## Exercise details
Lines holding the string "JSON" are the ones to copy from this listing.

## Supplied entries
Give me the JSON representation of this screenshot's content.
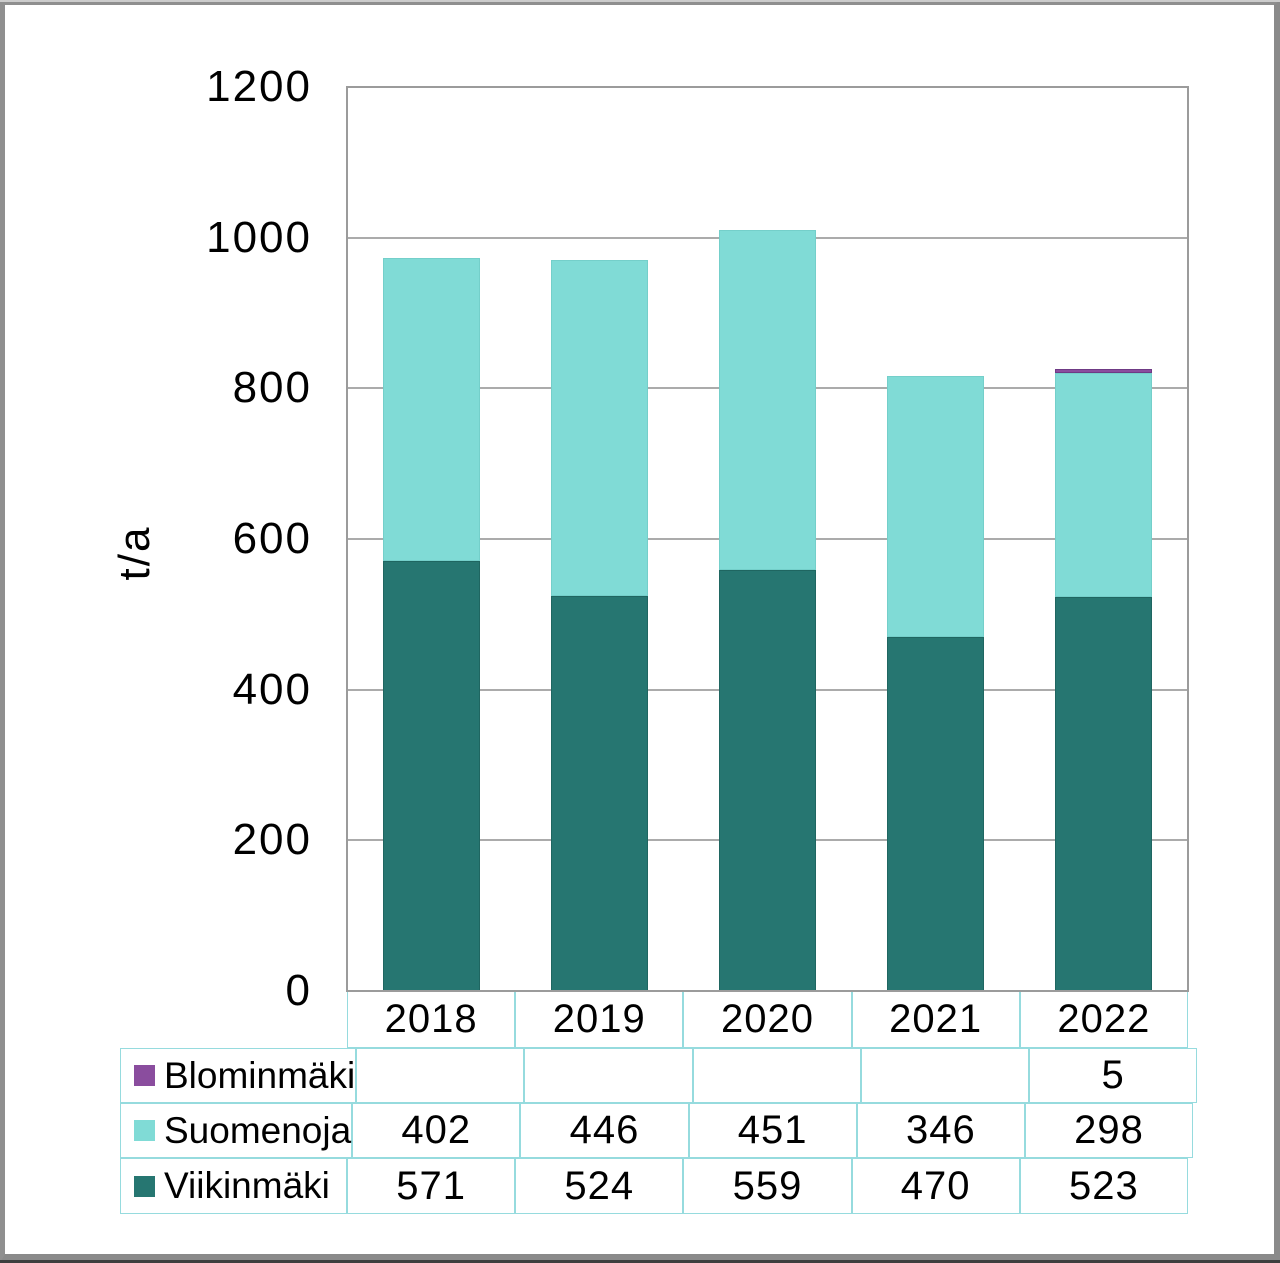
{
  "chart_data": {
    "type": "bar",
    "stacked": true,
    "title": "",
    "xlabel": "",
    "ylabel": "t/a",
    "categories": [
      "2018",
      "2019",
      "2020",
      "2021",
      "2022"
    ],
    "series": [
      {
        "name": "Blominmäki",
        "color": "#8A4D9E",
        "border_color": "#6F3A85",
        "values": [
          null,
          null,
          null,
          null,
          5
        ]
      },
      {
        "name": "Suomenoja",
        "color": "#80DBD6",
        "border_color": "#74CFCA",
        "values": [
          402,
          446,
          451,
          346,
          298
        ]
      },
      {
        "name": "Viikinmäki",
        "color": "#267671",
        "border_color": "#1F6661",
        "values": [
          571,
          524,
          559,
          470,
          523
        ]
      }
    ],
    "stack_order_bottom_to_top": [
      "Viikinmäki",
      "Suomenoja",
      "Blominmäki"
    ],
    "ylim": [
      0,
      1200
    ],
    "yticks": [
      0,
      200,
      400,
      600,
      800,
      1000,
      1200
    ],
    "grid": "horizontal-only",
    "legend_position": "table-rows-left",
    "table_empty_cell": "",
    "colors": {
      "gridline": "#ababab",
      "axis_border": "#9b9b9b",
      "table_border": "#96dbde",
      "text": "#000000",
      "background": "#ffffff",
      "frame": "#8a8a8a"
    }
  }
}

...

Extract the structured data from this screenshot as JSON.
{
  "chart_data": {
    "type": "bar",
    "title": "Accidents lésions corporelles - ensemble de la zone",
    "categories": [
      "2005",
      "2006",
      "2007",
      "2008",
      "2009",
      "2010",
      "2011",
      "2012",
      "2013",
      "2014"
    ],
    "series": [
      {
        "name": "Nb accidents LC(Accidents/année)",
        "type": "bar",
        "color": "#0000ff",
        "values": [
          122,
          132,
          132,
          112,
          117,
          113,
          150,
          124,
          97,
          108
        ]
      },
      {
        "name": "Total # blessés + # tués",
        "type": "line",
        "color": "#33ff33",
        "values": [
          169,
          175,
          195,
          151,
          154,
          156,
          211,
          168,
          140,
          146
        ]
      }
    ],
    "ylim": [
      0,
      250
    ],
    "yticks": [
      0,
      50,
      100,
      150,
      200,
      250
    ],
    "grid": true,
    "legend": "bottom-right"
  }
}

## Correct answer
Give me the JSON representation of this screenshot's content.
Extract the structured data from this screenshot as JSON.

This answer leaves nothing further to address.